## WORK TO BE COMPLETED
Please copy the material from its first line through the line containing "button[interactable]: r (131, 518, 166, 564)", renaming "Dictation" to "Voice Input" and leaving everything else unchanged.

## DATASET ENTRIES
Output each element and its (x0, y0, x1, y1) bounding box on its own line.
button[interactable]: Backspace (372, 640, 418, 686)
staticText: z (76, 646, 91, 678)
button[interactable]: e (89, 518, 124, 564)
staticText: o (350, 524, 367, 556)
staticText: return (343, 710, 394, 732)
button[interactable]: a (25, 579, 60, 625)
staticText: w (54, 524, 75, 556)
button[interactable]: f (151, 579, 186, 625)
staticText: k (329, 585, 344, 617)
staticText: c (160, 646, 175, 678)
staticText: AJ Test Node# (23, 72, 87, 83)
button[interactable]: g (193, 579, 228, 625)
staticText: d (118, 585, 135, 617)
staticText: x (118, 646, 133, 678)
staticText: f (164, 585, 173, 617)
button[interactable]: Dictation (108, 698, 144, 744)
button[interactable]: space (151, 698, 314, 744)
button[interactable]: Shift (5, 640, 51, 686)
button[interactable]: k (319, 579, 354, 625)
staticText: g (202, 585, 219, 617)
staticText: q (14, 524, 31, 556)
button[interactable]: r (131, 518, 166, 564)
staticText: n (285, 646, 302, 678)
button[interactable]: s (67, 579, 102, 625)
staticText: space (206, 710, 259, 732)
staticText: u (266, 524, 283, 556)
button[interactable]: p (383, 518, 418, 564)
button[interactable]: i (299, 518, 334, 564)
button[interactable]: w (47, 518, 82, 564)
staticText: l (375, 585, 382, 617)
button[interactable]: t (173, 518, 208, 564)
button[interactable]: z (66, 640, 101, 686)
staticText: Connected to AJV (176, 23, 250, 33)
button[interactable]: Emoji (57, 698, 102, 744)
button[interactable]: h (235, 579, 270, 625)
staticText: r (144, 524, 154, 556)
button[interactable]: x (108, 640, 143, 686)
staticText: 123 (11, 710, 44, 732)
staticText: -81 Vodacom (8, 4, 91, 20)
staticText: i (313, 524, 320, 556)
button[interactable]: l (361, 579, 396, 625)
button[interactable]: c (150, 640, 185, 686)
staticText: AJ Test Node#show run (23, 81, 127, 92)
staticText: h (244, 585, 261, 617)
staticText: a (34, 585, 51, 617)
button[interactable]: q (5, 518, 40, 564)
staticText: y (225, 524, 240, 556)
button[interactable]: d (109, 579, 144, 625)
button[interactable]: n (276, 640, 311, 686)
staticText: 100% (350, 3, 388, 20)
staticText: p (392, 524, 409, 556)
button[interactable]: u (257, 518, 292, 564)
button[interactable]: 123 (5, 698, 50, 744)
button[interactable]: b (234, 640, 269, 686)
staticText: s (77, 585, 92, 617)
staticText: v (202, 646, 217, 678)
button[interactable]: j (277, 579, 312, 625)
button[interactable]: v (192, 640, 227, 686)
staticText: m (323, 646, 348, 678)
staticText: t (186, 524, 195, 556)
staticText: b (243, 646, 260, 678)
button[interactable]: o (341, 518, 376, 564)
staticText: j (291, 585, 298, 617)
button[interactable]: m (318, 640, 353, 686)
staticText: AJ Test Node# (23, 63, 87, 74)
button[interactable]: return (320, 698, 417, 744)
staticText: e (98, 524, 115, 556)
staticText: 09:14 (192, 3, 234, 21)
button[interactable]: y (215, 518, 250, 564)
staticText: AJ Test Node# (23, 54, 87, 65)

## CORRECT RESPONSE
Output each element and its (x0, y0, x1, y1) bounding box on its own line.
button[interactable]: Backspace (372, 640, 418, 686)
staticText: z (76, 646, 91, 678)
button[interactable]: e (89, 518, 124, 564)
staticText: o (350, 524, 367, 556)
staticText: return (343, 710, 394, 732)
button[interactable]: a (25, 579, 60, 625)
staticText: w (54, 524, 75, 556)
button[interactable]: f (151, 579, 186, 625)
staticText: k (329, 585, 344, 617)
staticText: c (160, 646, 175, 678)
staticText: AJ Test Node# (23, 72, 87, 83)
button[interactable]: g (193, 579, 228, 625)
staticText: d (118, 585, 135, 617)
staticText: x (118, 646, 133, 678)
staticText: f (164, 585, 173, 617)
button[interactable]: Voice Input (108, 698, 144, 744)
button[interactable]: space (151, 698, 314, 744)
button[interactable]: Shift (5, 640, 51, 686)
button[interactable]: k (319, 579, 354, 625)
staticText: g (202, 585, 219, 617)
staticText: q (14, 524, 31, 556)
button[interactable]: r (131, 518, 166, 564)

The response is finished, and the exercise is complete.